Set exercise. From the entries provided below, copy each line that contains the word "Model".

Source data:
>> Begin

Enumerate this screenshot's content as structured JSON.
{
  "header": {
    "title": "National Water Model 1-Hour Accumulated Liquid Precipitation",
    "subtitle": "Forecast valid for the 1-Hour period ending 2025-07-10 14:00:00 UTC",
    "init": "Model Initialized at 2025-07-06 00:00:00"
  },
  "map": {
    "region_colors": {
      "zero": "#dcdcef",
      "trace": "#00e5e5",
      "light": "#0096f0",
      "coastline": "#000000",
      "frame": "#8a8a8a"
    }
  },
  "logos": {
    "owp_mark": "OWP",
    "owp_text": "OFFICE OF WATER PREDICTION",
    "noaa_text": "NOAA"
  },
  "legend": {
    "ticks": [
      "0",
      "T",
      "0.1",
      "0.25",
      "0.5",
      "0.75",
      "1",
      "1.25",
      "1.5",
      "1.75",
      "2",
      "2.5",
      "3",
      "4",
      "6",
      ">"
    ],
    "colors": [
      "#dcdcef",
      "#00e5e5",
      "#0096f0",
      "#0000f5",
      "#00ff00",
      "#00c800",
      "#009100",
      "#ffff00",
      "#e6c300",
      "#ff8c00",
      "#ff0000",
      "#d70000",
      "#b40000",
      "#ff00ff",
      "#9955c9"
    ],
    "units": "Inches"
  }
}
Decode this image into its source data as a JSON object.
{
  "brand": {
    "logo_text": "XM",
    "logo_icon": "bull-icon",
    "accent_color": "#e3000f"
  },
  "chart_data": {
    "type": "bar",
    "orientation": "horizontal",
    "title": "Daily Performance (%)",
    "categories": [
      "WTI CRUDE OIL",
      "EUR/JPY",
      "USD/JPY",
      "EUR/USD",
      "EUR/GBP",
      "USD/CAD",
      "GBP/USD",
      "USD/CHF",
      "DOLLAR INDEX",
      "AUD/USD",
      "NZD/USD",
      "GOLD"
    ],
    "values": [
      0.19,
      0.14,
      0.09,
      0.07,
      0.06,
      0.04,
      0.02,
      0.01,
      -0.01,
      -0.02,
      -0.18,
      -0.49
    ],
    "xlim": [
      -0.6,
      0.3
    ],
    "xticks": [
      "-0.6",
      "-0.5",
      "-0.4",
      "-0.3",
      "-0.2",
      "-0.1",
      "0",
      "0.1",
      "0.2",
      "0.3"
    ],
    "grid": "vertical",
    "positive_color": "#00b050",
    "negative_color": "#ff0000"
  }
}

>> End

Solution to this task.
    "title": "National Water Model 1-Hour Accumulated Liquid Precipitation",
    "init": "Model Initialized at 2025-07-06 00:00:00"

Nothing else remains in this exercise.